#### DATA ROWS

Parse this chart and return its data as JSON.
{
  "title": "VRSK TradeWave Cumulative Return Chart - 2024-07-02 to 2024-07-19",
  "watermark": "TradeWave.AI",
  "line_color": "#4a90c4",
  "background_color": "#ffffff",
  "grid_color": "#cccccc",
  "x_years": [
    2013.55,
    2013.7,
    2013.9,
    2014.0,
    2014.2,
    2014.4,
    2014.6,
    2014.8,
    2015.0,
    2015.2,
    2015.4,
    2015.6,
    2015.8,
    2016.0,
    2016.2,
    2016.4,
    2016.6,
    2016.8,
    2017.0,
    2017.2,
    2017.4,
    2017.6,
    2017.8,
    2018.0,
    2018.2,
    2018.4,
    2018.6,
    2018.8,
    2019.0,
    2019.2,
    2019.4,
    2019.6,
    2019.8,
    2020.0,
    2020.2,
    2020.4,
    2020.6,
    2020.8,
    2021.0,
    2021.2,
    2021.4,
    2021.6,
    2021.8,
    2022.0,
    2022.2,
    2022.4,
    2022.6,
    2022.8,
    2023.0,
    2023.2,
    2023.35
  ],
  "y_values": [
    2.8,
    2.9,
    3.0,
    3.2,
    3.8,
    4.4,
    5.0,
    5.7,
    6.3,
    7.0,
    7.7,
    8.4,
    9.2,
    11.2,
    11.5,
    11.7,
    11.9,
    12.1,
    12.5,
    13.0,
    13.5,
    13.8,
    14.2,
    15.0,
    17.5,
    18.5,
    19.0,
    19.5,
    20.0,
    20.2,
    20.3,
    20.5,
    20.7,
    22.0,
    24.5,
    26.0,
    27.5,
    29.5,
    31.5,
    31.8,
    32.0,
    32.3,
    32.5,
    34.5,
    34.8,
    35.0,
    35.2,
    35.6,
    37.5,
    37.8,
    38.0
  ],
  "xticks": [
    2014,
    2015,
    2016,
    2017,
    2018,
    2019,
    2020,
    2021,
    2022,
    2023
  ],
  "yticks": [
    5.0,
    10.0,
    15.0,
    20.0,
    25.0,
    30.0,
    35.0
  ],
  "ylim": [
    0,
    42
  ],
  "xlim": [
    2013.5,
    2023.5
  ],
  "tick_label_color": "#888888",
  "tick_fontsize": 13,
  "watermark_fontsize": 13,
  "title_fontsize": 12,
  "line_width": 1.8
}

########

The records above need to be transcribed in full. Keep every character unchanged.

FULL OUTPUT ->
Parse this chart and return its data as JSON.
{
  "title": "VRSK TradeWave Cumulative Return Chart - 2024-07-02 to 2024-07-19",
  "watermark": "TradeWave.AI",
  "line_color": "#4a90c4",
  "background_color": "#ffffff",
  "grid_color": "#cccccc",
  "x_years": [
    2013.55,
    2013.7,
    2013.9,
    2014.0,
    2014.2,
    2014.4,
    2014.6,
    2014.8,
    2015.0,
    2015.2,
    2015.4,
    2015.6,
    2015.8,
    2016.0,
    2016.2,
    2016.4,
    2016.6,
    2016.8,
    2017.0,
    2017.2,
    2017.4,
    2017.6,
    2017.8,
    2018.0,
    2018.2,
    2018.4,
    2018.6,
    2018.8,
    2019.0,
    2019.2,
    2019.4,
    2019.6,
    2019.8,
    2020.0,
    2020.2,
    2020.4,
    2020.6,
    2020.8,
    2021.0,
    2021.2,
    2021.4,
    2021.6,
    2021.8,
    2022.0,
    2022.2,
    2022.4,
    2022.6,
    2022.8,
    2023.0,
    2023.2,
    2023.35
  ],
  "y_values": [
    2.8,
    2.9,
    3.0,
    3.2,
    3.8,
    4.4,
    5.0,
    5.7,
    6.3,
    7.0,
    7.7,
    8.4,
    9.2,
    11.2,
    11.5,
    11.7,
    11.9,
    12.1,
    12.5,
    13.0,
    13.5,
    13.8,
    14.2,
    15.0,
    17.5,
    18.5,
    19.0,
    19.5,
    20.0,
    20.2,
    20.3,
    20.5,
    20.7,
    22.0,
    24.5,
    26.0,
    27.5,
    29.5,
    31.5,
    31.8,
    32.0,
    32.3,
    32.5,
    34.5,
    34.8,
    35.0,
    35.2,
    35.6,
    37.5,
    37.8,
    38.0
  ],
  "xticks": [
    2014,
    2015,
    2016,
    2017,
    2018,
    2019,
    2020,
    2021,
    2022,
    2023
  ],
  "yticks": [
    5.0,
    10.0,
    15.0,
    20.0,
    25.0,
    30.0,
    35.0
  ],
  "ylim": [
    0,
    42
  ],
  "xlim": [
    2013.5,
    2023.5
  ],
  "tick_label_color": "#888888",
  "tick_fontsize": 13,
  "watermark_fontsize": 13,
  "title_fontsize": 12,
  "line_width": 1.8
}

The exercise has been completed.